§ Aim of the exercise
Of all the lines in the data below, how many contain "under"? Report that number alone.

§ Dataset records

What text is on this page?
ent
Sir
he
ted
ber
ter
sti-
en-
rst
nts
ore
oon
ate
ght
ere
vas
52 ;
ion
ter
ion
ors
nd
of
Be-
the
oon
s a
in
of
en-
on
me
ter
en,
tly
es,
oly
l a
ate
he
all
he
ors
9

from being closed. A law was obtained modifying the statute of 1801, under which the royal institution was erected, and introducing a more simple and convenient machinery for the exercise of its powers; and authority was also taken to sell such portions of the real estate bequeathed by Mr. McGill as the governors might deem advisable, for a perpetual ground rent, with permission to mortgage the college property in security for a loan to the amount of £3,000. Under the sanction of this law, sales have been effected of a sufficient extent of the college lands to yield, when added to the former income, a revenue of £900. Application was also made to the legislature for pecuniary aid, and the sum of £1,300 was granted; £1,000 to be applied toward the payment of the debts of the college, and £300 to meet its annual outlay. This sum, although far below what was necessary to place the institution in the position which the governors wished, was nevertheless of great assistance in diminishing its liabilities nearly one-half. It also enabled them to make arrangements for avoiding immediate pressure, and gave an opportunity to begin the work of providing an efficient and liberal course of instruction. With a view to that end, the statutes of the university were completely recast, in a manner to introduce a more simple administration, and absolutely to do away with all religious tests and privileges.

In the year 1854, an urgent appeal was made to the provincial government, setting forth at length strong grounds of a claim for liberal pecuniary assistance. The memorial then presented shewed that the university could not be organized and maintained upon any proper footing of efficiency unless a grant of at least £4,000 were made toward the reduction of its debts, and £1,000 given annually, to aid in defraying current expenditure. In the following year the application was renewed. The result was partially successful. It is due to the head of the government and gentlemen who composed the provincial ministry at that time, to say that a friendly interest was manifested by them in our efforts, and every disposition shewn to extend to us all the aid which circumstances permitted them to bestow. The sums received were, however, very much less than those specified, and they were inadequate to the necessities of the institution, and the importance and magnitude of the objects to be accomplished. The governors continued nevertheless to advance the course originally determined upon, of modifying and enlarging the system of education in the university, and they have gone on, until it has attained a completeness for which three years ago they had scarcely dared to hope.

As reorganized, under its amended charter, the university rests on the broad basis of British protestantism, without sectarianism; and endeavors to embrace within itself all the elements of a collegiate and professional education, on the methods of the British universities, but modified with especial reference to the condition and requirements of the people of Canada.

§ Task output
2